(What you are asked to do): Give back the entire listing verbatim.

(Data supplied):

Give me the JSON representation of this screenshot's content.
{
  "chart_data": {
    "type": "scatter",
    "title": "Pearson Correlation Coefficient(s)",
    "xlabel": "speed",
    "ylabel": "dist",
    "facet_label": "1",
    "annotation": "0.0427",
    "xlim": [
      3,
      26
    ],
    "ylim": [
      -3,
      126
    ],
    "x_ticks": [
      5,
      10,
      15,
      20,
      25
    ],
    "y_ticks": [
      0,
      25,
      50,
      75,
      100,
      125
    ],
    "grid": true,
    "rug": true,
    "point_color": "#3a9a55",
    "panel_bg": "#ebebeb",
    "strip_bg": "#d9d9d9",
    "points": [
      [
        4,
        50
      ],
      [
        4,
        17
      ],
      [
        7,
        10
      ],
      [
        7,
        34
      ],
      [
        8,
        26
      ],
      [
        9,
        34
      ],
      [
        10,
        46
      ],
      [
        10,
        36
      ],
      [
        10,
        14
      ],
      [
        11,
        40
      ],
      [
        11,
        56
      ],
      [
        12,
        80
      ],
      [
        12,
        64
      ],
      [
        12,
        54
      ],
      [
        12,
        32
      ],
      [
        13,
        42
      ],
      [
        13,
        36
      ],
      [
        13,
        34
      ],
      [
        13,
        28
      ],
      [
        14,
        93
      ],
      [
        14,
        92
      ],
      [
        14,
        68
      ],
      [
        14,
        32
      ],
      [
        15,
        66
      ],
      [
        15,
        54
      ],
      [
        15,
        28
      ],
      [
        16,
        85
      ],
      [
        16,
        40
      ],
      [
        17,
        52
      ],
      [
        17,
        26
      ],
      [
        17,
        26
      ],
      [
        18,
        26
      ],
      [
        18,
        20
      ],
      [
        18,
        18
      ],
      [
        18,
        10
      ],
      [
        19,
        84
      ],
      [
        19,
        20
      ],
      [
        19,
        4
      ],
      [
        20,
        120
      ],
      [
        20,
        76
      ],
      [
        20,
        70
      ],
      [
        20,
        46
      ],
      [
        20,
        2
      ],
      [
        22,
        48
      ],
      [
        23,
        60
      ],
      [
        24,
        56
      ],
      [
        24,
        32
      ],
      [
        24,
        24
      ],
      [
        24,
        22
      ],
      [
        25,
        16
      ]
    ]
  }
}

(Result):
Give me the JSON representation of this screenshot's content.
{
  "chart_data": {
    "type": "scatter",
    "title": "Pearson Correlation Coefficient(s)",
    "xlabel": "speed",
    "ylabel": "dist",
    "facet_label": "1",
    "annotation": "0.0427",
    "xlim": [
      3,
      26
    ],
    "ylim": [
      -3,
      126
    ],
    "x_ticks": [
      5,
      10,
      15,
      20,
      25
    ],
    "y_ticks": [
      0,
      25,
      50,
      75,
      100,
      125
    ],
    "grid": true,
    "rug": true,
    "point_color": "#3a9a55",
    "panel_bg": "#ebebeb",
    "strip_bg": "#d9d9d9",
    "points": [
      [
        4,
        50
      ],
      [
        4,
        17
      ],
      [
        7,
        10
      ],
      [
        7,
        34
      ],
      [
        8,
        26
      ],
      [
        9,
        34
      ],
      [
        10,
        46
      ],
      [
        10,
        36
      ],
      [
        10,
        14
      ],
      [
        11,
        40
      ],
      [
        11,
        56
      ],
      [
        12,
        80
      ],
      [
        12,
        64
      ],
      [
        12,
        54
      ],
      [
        12,
        32
      ],
      [
        13,
        42
      ],
      [
        13,
        36
      ],
      [
        13,
        34
      ],
      [
        13,
        28
      ],
      [
        14,
        93
      ],
      [
        14,
        92
      ],
      [
        14,
        68
      ],
      [
        14,
        32
      ],
      [
        15,
        66
      ],
      [
        15,
        54
      ],
      [
        15,
        28
      ],
      [
        16,
        85
      ],
      [
        16,
        40
      ],
      [
        17,
        52
      ],
      [
        17,
        26
      ],
      [
        17,
        26
      ],
      [
        18,
        26
      ],
      [
        18,
        20
      ],
      [
        18,
        18
      ],
      [
        18,
        10
      ],
      [
        19,
        84
      ],
      [
        19,
        20
      ],
      [
        19,
        4
      ],
      [
        20,
        120
      ],
      [
        20,
        76
      ],
      [
        20,
        70
      ],
      [
        20,
        46
      ],
      [
        20,
        2
      ],
      [
        22,
        48
      ],
      [
        23,
        60
      ],
      [
        24,
        56
      ],
      [
        24,
        32
      ],
      [
        24,
        24
      ],
      [
        24,
        22
      ],
      [
        25,
        16
      ]
    ]
  }
}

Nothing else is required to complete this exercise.